Written exercise: Set down each line of the data below exactly as it stands, dropping the pictures.

[Dataset items]
— BEGIN —

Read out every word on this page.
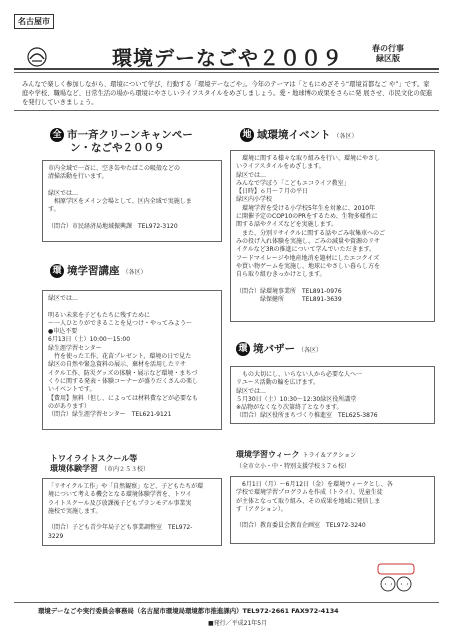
名古屋市
環境デーなごや２００９	春の行事
緑区版
みんなで楽しく参加しながら、環境について学び、行動する「環境デーなごや」。今年のテーマは「ともにめざそう“環境首都なご や”」です。家庭や学校、職場など、日常生活の場から環境にやさしいライフスタイルをめざしましょう。愛・地球博の成果をさらに発 展させ、市民文化の促進を発行していきましょう。
全 市一斉クリーンキャンペー
ン・なごや２００９

市内全域で一斉に、空き缶やたばこの吸殻などの

清掃活動を行います。

緑区では…

　相原学区をメイン会場として、区内全域で実施しま

す。

（問合）市民経済局地域振興課　TEL972-3120

地 域環境イベント （各区）

　環境に関する様々な取り組みを行い、環境にやさし

いライフスタイルをめざします。

緑区では…

みんなで学ぼう「こどもエコライフ教室」

【日時】６月～７月の平日

緑区内小学校

　環境学習を受ける小学校5年生を対象に、2010年

に開催予定のCOP10のPRをするため、生物多様性に

関する話やクイズなどを実施します。

　また、分別リサイクルに関する話やごみ収集車へのご

みの投げ入れ体験を実施し、ごみの減量や資源のリサ

イクルなど3Rの推進について学んでいただきます。

フードマイレージや地産地消を題材にしたエコクイズ

や買い物ゲームを実施し、地球にやさしい暮らし方を

自ら取り組むきっかけとします。

（問合）緑環境事業所　TEL891-0976

　　　　緑保健所　　　TEL891-3639

環 境学習講座 （各区）

緑区では…

明るい未来を子どもたちに残すために

～一人ひとりができることを見つけ・やってみよう～

●申込不要

6月13日（土）10:00～15:00

緑生涯学習センター

　竹を使った工作、花苗プレゼント、環境の日で見た

緑区の自然や緊急資料の展示、棄材を活用したリサ

イクル工作、防災グッズの体験・展示など環境・まちづ

くりに関する発表・体験コーナーが盛りだくさんの楽し

いイベントです。

【費用】無料（但し、によっては材料費などが必要なも

のがあります）

（問合）緑生涯学習センター　TEL621-9121

環 境バザー （各区）

　もの大切にし、いらない人から必要な人へ一

リユース活動の輪を広げます。

緑区では…

５月30日（土）10:30～12:30緑区役所講堂

※品物がなくなり次第終了となります。

（問合）緑区役所まちづくり推進室　TEL625-3876

トワイライトスクール等
環境体験学習 （市内２５３校）

「リサイクル工作」や「自然観察」など、子どもたちが環

境について考える機会となる環境体験学習を、トワイ

ライトスクール及び放課後子どもプランモデル事業実

施校で実施します。

（問合）子ども青少年局子ども事業調整室　TEL972-

3229

環境学習ウィーク トライ＆アクション
（全市立小・中・特別支援学校３７６校）

　6月1日（月）～6月12日（金）を環境ウィークとし、各

学校で環境学習プログラムを作成（トライ）、児童生徒

が主体となって取り組み、その成果を地域に発信しま

す（アクション）。

（問合）教育委員会教育企画室　TEL972-3240

環境デーなごや実行委員会事務局（名古屋市環境局環境都市推進課内）TEL972-2661 FAX972-4134
■発行／平成21年5月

— END —

Written solution:
Read out every word on this page.
名古屋市
環境デーなごや２００９	春の行事
緑区版
みんなで楽しく参加しながら、環境について学び、行動する「環境デーなごや」。今年のテーマは「ともにめざそう“環境首都なご や”」です。家庭や学校、職場など、日常生活の場から環境にやさしいライフスタイルをめざしましょう。愛・地球博の成果をさらに発 展させ、市民文化の促進を発行していきましょう。
全 市一斉クリーンキャンペー
ン・なごや２００９

市内全域で一斉に、空き缶やたばこの吸殻などの

清掃活動を行います。

緑区では…

　相原学区をメイン会場として、区内全域で実施しま

す。

（問合）市民経済局地域振興課　TEL972-3120

地 域環境イベント （各区）

　環境に関する様々な取り組みを行い、環境にやさし

いライフスタイルをめざします。

緑区では…

みんなで学ぼう「こどもエコライフ教室」

【日時】６月～７月の平日

緑区内小学校

　環境学習を受ける小学校5年生を対象に、2010年

に開催予定のCOP10のPRをするため、生物多様性に

関する話やクイズなどを実施します。

　また、分別リサイクルに関する話やごみ収集車へのご

みの投げ入れ体験を実施し、ごみの減量や資源のリサ

イクルなど3Rの推進について学んでいただきます。

フードマイレージや地産地消を題材にしたエコクイズ

や買い物ゲームを実施し、地球にやさしい暮らし方を

自ら取り組むきっかけとします。

（問合）緑環境事業所　TEL891-0976

　　　　緑保健所　　　TEL891-3639

環 境学習講座 （各区）

緑区では…

明るい未来を子どもたちに残すために

～一人ひとりができることを見つけ・やってみよう～

●申込不要

6月13日（土）10:00～15:00

緑生涯学習センター

　竹を使った工作、花苗プレゼント、環境の日で見た

緑区の自然や緊急資料の展示、棄材を活用したリサ

イクル工作、防災グッズの体験・展示など環境・まちづ

くりに関する発表・体験コーナーが盛りだくさんの楽し

いイベントです。

【費用】無料（但し、によっては材料費などが必要なも

のがあります）

（問合）緑生涯学習センター　TEL621-9121

環 境バザー （各区）

　もの大切にし、いらない人から必要な人へ一

リユース活動の輪を広げます。

緑区では…

５月30日（土）10:30～12:30緑区役所講堂

※品物がなくなり次第終了となります。

（問合）緑区役所まちづくり推進室　TEL625-3876

トワイライトスクール等
環境体験学習 （市内２５３校）

「リサイクル工作」や「自然観察」など、子どもたちが環

境について考える機会となる環境体験学習を、トワイ

ライトスクール及び放課後子どもプランモデル事業実

施校で実施します。

（問合）子ども青少年局子ども事業調整室　TEL972-

3229

環境学習ウィーク トライ＆アクション
（全市立小・中・特別支援学校３７６校）

　6月1日（月）～6月12日（金）を環境ウィークとし、各

学校で環境学習プログラムを作成（トライ）、児童生徒

が主体となって取り組み、その成果を地域に発信しま

す（アクション）。

（問合）教育委員会教育企画室　TEL972-3240

環境デーなごや実行委員会事務局（名古屋市環境局環境都市推進課内）TEL972-2661 FAX972-4134
■発行／平成21年5月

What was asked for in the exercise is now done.